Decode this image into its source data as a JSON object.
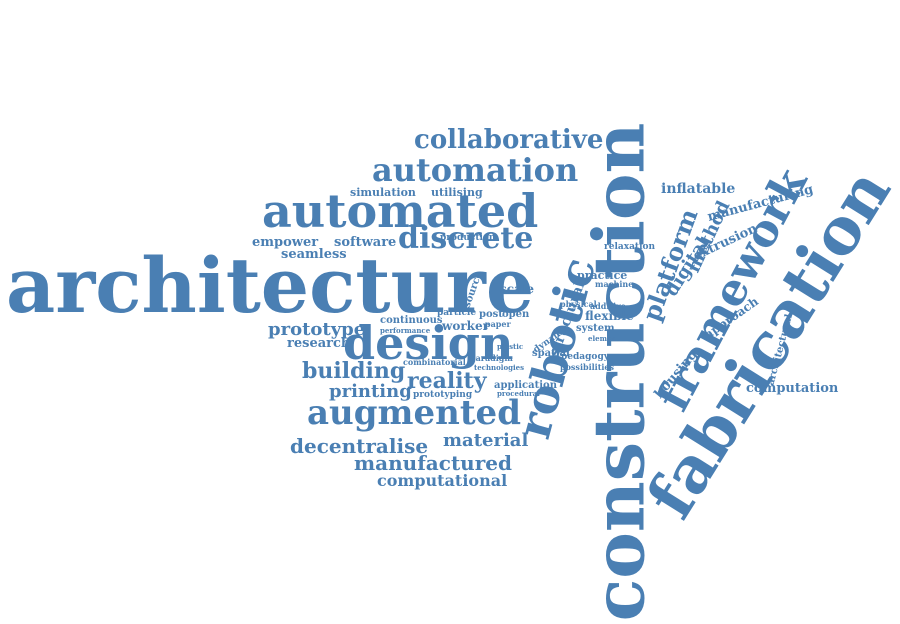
{
  "theme": {
    "word_color": "#4a7fb3",
    "background": "#ffffff"
  },
  "words": [
    "architecture",
    "construction",
    "fabrication",
    "robotic",
    "framework",
    "automated",
    "design",
    "augmented",
    "automation",
    "collaborative",
    "discrete",
    "platform",
    "digital",
    "method",
    "reality",
    "building",
    "printing",
    "prototype",
    "manufactured",
    "decentralise",
    "material",
    "computational",
    "research",
    "empower",
    "software",
    "seamless",
    "simulation",
    "utilising",
    "inflatable",
    "manufacturing",
    "extrusion",
    "approach",
    "housing",
    "computation",
    "architectural",
    "structural",
    "flexible",
    "worker",
    "prototyping",
    "application",
    "continuous",
    "particle",
    "scale",
    "practice",
    "relaxation",
    "production",
    "source",
    "post",
    "open",
    "system",
    "spatial",
    "pedagogy",
    "possibilities",
    "machine",
    "additive",
    "physical",
    "paper",
    "dynamic",
    "combinatorial",
    "paradigm",
    "technologies",
    "performance",
    "procedural",
    "plastic",
    "element"
  ]
}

[Task]
Quote each entry above verbatim and drop the pictures.

[Written reply]
Decode this image into its source data as a JSON object.
{
  "theme": {
    "word_color": "#4a7fb3",
    "background": "#ffffff"
  },
  "words": [
    "architecture",
    "construction",
    "fabrication",
    "robotic",
    "framework",
    "automated",
    "design",
    "augmented",
    "automation",
    "collaborative",
    "discrete",
    "platform",
    "digital",
    "method",
    "reality",
    "building",
    "printing",
    "prototype",
    "manufactured",
    "decentralise",
    "material",
    "computational",
    "research",
    "empower",
    "software",
    "seamless",
    "simulation",
    "utilising",
    "inflatable",
    "manufacturing",
    "extrusion",
    "approach",
    "housing",
    "computation",
    "architectural",
    "structural",
    "flexible",
    "worker",
    "prototyping",
    "application",
    "continuous",
    "particle",
    "scale",
    "practice",
    "relaxation",
    "production",
    "source",
    "post",
    "open",
    "system",
    "spatial",
    "pedagogy",
    "possibilities",
    "machine",
    "additive",
    "physical",
    "paper",
    "dynamic",
    "combinatorial",
    "paradigm",
    "technologies",
    "performance",
    "procedural",
    "plastic",
    "element"
  ]
}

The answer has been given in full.